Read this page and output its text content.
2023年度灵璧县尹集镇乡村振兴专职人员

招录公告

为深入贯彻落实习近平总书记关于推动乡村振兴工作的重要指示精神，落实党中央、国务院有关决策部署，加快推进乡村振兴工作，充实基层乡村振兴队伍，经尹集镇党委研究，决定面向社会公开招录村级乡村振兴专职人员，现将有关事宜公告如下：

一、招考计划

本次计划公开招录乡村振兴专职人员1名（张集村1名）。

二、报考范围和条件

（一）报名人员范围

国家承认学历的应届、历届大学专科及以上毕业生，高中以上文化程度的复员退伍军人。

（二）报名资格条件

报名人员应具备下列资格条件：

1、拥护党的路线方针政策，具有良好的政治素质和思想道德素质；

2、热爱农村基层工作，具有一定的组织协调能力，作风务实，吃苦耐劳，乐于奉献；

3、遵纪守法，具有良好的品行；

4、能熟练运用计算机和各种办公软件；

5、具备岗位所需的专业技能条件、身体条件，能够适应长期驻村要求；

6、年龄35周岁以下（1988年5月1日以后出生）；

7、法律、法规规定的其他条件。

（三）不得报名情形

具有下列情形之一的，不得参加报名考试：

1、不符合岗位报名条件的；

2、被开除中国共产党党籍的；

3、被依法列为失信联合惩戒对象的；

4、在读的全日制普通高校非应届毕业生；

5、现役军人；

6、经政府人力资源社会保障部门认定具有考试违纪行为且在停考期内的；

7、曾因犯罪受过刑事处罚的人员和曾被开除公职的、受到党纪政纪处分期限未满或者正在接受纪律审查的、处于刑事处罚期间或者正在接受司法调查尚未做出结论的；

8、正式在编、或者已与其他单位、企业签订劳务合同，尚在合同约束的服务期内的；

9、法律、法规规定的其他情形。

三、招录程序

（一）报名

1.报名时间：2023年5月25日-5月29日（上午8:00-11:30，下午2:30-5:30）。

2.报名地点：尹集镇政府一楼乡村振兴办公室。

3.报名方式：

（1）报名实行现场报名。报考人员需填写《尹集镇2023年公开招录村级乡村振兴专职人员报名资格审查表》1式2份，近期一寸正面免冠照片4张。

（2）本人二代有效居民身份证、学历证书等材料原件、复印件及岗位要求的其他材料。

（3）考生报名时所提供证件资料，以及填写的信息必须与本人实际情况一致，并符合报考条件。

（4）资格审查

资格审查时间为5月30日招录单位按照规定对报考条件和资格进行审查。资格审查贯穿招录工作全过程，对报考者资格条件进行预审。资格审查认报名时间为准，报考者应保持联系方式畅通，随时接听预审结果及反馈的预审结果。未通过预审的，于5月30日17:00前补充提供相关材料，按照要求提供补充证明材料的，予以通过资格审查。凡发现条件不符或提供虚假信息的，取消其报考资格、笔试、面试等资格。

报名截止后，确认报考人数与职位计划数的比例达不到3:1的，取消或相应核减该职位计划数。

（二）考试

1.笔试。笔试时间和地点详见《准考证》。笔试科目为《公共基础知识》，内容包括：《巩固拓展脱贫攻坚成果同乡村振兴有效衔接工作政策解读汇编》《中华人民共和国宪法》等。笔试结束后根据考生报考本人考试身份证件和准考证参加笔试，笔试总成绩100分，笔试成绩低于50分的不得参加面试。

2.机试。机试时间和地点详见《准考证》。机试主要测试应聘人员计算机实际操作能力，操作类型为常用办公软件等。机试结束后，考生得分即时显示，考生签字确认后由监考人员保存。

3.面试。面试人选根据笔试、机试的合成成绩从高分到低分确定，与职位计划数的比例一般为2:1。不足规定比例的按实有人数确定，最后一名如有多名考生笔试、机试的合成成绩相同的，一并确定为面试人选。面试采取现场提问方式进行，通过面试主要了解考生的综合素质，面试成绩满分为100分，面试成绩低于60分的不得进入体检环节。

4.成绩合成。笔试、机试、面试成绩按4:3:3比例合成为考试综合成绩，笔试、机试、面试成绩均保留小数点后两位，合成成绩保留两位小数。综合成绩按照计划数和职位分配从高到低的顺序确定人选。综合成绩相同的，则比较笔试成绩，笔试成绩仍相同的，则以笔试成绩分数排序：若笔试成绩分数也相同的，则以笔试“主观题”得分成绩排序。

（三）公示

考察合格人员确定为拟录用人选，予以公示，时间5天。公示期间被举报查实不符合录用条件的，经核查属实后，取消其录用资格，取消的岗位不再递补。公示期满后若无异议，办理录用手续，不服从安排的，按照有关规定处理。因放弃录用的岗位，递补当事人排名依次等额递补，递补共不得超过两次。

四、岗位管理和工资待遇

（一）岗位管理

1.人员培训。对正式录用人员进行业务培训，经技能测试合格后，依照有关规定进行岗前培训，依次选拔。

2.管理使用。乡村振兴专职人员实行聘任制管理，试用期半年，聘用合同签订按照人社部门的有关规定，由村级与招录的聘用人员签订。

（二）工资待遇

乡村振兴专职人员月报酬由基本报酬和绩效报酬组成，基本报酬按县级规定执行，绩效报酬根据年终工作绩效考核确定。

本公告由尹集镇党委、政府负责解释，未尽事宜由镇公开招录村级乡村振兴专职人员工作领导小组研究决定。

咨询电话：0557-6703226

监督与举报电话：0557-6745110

● What you need to do:
From the records above, please extract every line and repeat it exactly.

● Right answer:
Read this page and output its text content.
2023年度灵璧县尹集镇乡村振兴专职人员

招录公告

为深入贯彻落实习近平总书记关于推动乡村振兴工作的重要指示精神，落实党中央、国务院有关决策部署，加快推进乡村振兴工作，充实基层乡村振兴队伍，经尹集镇党委研究，决定面向社会公开招录村级乡村振兴专职人员，现将有关事宜公告如下：

一、招考计划

本次计划公开招录乡村振兴专职人员1名（张集村1名）。

二、报考范围和条件

（一）报名人员范围

国家承认学历的应届、历届大学专科及以上毕业生，高中以上文化程度的复员退伍军人。

（二）报名资格条件

报名人员应具备下列资格条件：

1、拥护党的路线方针政策，具有良好的政治素质和思想道德素质；

2、热爱农村基层工作，具有一定的组织协调能力，作风务实，吃苦耐劳，乐于奉献；

3、遵纪守法，具有良好的品行；

4、能熟练运用计算机和各种办公软件；

5、具备岗位所需的专业技能条件、身体条件，能够适应长期驻村要求；

6、年龄35周岁以下（1988年5月1日以后出生）；

7、法律、法规规定的其他条件。

（三）不得报名情形

具有下列情形之一的，不得参加报名考试：

1、不符合岗位报名条件的；

2、被开除中国共产党党籍的；

3、被依法列为失信联合惩戒对象的；

4、在读的全日制普通高校非应届毕业生；

5、现役军人；

6、经政府人力资源社会保障部门认定具有考试违纪行为且在停考期内的；

7、曾因犯罪受过刑事处罚的人员和曾被开除公职的、受到党纪政纪处分期限未满或者正在接受纪律审查的、处于刑事处罚期间或者正在接受司法调查尚未做出结论的；

8、正式在编、或者已与其他单位、企业签订劳务合同，尚在合同约束的服务期内的；

9、法律、法规规定的其他情形。

三、招录程序

（一）报名

1.报名时间：2023年5月25日-5月29日（上午8:00-11:30，下午2:30-5:30）。

2.报名地点：尹集镇政府一楼乡村振兴办公室。

3.报名方式：

（1）报名实行现场报名。报考人员需填写《尹集镇2023年公开招录村级乡村振兴专职人员报名资格审查表》1式2份，近期一寸正面免冠照片4张。

（2）本人二代有效居民身份证、学历证书等材料原件、复印件及岗位要求的其他材料。

（3）考生报名时所提供证件资料，以及填写的信息必须与本人实际情况一致，并符合报考条件。

（4）资格审查

资格审查时间为5月30日招录单位按照规定对报考条件和资格进行审查。资格审查贯穿招录工作全过程，对报考者资格条件进行预审。资格审查认报名时间为准，报考者应保持联系方式畅通，随时接听预审结果及反馈的预审结果。未通过预审的，于5月30日17:00前补充提供相关材料，按照要求提供补充证明材料的，予以通过资格审查。凡发现条件不符或提供虚假信息的，取消其报考资格、笔试、面试等资格。

报名截止后，确认报考人数与职位计划数的比例达不到3:1的，取消或相应核减该职位计划数。

（二）考试

1.笔试。笔试时间和地点详见《准考证》。笔试科目为《公共基础知识》，内容包括：《巩固拓展脱贫攻坚成果同乡村振兴有效衔接工作政策解读汇编》《中华人民共和国宪法》等。笔试结束后根据考生报考本人考试身份证件和准考证参加笔试，笔试总成绩100分，笔试成绩低于50分的不得参加面试。

2.机试。机试时间和地点详见《准考证》。机试主要测试应聘人员计算机实际操作能力，操作类型为常用办公软件等。机试结束后，考生得分即时显示，考生签字确认后由监考人员保存。

3.面试。面试人选根据笔试、机试的合成成绩从高分到低分确定，与职位计划数的比例一般为2:1。不足规定比例的按实有人数确定，最后一名如有多名考生笔试、机试的合成成绩相同的，一并确定为面试人选。面试采取现场提问方式进行，通过面试主要了解考生的综合素质，面试成绩满分为100分，面试成绩低于60分的不得进入体检环节。

4.成绩合成。笔试、机试、面试成绩按4:3:3比例合成为考试综合成绩，笔试、机试、面试成绩均保留小数点后两位，合成成绩保留两位小数。综合成绩按照计划数和职位分配从高到低的顺序确定人选。综合成绩相同的，则比较笔试成绩，笔试成绩仍相同的，则以笔试成绩分数排序：若笔试成绩分数也相同的，则以笔试“主观题”得分成绩排序。

（三）公示

考察合格人员确定为拟录用人选，予以公示，时间5天。公示期间被举报查实不符合录用条件的，经核查属实后，取消其录用资格，取消的岗位不再递补。公示期满后若无异议，办理录用手续，不服从安排的，按照有关规定处理。因放弃录用的岗位，递补当事人排名依次等额递补，递补共不得超过两次。

四、岗位管理和工资待遇

（一）岗位管理

1.人员培训。对正式录用人员进行业务培训，经技能测试合格后，依照有关规定进行岗前培训，依次选拔。

2.管理使用。乡村振兴专职人员实行聘任制管理，试用期半年，聘用合同签订按照人社部门的有关规定，由村级与招录的聘用人员签订。

（二）工资待遇

乡村振兴专职人员月报酬由基本报酬和绩效报酬组成，基本报酬按县级规定执行，绩效报酬根据年终工作绩效考核确定。

本公告由尹集镇党委、政府负责解释，未尽事宜由镇公开招录村级乡村振兴专职人员工作领导小组研究决定。

咨询电话：0557-6703226

监督与举报电话：0557-6745110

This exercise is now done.